* SUPPLIED INFORMATION:

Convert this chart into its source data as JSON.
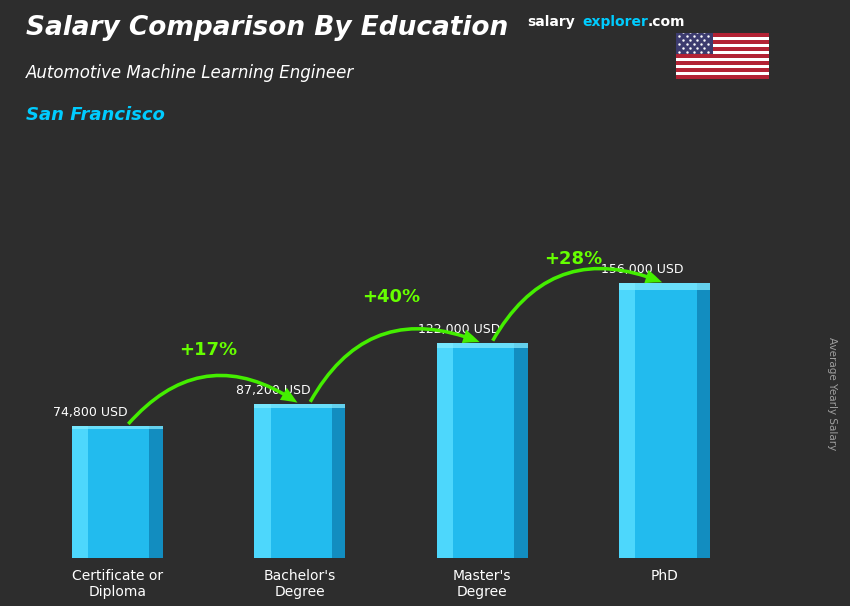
{
  "title_line1": "Salary Comparison By Education",
  "subtitle": "Automotive Machine Learning Engineer",
  "location": "San Francisco",
  "ylabel": "Average Yearly Salary",
  "categories": [
    "Certificate or\nDiploma",
    "Bachelor's\nDegree",
    "Master's\nDegree",
    "PhD"
  ],
  "values": [
    74800,
    87200,
    122000,
    156000
  ],
  "value_labels": [
    "74,800 USD",
    "87,200 USD",
    "122,000 USD",
    "156,000 USD"
  ],
  "pct_labels": [
    "+17%",
    "+40%",
    "+28%"
  ],
  "bar_color_main": "#22bbee",
  "bar_color_light": "#55ddff",
  "bar_color_dark": "#1188bb",
  "background_color": "#333333",
  "title_color": "#ffffff",
  "subtitle_color": "#ffffff",
  "location_color": "#00ccff",
  "value_label_color": "#ffffff",
  "pct_color": "#66ff00",
  "arrow_color": "#44ee00",
  "ylim": [
    0,
    200000
  ],
  "bar_width": 0.5,
  "x_positions": [
    0,
    1,
    2,
    3
  ]
}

* WHAT IS ASKED: Reproduce the records above exactly, leaving out every picture they contain.

* SOLUTION TO THIS PROBLEM:
Convert this chart into its source data as JSON.
{
  "title_line1": "Salary Comparison By Education",
  "subtitle": "Automotive Machine Learning Engineer",
  "location": "San Francisco",
  "ylabel": "Average Yearly Salary",
  "categories": [
    "Certificate or\nDiploma",
    "Bachelor's\nDegree",
    "Master's\nDegree",
    "PhD"
  ],
  "values": [
    74800,
    87200,
    122000,
    156000
  ],
  "value_labels": [
    "74,800 USD",
    "87,200 USD",
    "122,000 USD",
    "156,000 USD"
  ],
  "pct_labels": [
    "+17%",
    "+40%",
    "+28%"
  ],
  "bar_color_main": "#22bbee",
  "bar_color_light": "#55ddff",
  "bar_color_dark": "#1188bb",
  "background_color": "#333333",
  "title_color": "#ffffff",
  "subtitle_color": "#ffffff",
  "location_color": "#00ccff",
  "value_label_color": "#ffffff",
  "pct_color": "#66ff00",
  "arrow_color": "#44ee00",
  "ylim": [
    0,
    200000
  ],
  "bar_width": 0.5,
  "x_positions": [
    0,
    1,
    2,
    3
  ]
}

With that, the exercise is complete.